__TASK__
Can you find the lines of the listing that include "this" and copy every one?

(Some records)
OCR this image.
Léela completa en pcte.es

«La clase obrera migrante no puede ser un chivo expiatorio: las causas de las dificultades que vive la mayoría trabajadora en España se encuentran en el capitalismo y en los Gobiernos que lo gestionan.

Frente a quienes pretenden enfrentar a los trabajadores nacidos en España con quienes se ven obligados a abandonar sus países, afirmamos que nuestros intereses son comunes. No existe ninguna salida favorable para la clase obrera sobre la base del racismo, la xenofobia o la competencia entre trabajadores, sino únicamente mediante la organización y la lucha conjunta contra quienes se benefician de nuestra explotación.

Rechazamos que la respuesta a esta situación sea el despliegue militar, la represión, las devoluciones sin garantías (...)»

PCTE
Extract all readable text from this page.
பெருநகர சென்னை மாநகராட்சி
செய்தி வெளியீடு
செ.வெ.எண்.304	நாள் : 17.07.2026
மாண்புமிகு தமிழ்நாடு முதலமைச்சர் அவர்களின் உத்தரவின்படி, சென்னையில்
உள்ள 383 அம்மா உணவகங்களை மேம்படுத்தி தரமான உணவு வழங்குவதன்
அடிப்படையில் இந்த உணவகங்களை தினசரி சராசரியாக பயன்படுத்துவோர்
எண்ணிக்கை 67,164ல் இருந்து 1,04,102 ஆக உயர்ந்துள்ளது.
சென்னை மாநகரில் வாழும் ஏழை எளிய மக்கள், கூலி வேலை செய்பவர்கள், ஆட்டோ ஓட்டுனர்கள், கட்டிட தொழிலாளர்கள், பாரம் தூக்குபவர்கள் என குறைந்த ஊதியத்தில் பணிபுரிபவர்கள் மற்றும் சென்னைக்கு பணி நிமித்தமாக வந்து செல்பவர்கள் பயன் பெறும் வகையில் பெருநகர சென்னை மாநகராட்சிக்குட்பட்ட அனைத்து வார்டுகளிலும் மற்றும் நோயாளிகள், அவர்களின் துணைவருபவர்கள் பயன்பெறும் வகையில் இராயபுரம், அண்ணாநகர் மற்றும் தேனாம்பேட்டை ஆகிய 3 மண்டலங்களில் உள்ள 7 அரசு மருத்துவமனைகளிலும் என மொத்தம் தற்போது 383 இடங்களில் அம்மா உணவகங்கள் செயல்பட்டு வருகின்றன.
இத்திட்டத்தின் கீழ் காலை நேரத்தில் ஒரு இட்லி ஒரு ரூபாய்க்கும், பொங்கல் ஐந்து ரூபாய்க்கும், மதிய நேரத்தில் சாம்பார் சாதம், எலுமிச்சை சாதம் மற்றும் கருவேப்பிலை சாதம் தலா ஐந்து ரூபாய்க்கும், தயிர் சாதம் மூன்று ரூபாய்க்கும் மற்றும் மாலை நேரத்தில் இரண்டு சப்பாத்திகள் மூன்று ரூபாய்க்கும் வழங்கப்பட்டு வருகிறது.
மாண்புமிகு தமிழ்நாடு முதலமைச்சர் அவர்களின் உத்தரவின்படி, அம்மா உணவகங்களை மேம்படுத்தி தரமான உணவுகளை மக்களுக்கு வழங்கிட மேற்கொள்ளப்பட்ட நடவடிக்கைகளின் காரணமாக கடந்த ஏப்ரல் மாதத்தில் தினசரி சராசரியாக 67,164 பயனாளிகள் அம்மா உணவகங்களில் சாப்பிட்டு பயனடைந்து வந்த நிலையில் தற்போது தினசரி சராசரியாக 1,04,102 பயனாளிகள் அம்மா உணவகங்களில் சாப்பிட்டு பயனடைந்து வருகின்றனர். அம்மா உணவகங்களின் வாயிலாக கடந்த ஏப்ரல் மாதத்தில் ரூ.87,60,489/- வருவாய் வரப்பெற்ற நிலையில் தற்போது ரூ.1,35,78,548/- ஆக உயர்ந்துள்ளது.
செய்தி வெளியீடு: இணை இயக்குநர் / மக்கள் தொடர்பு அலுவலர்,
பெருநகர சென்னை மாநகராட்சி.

__WRITTEN SOLUTION__
OCR this image.
Extract all readable text from this page.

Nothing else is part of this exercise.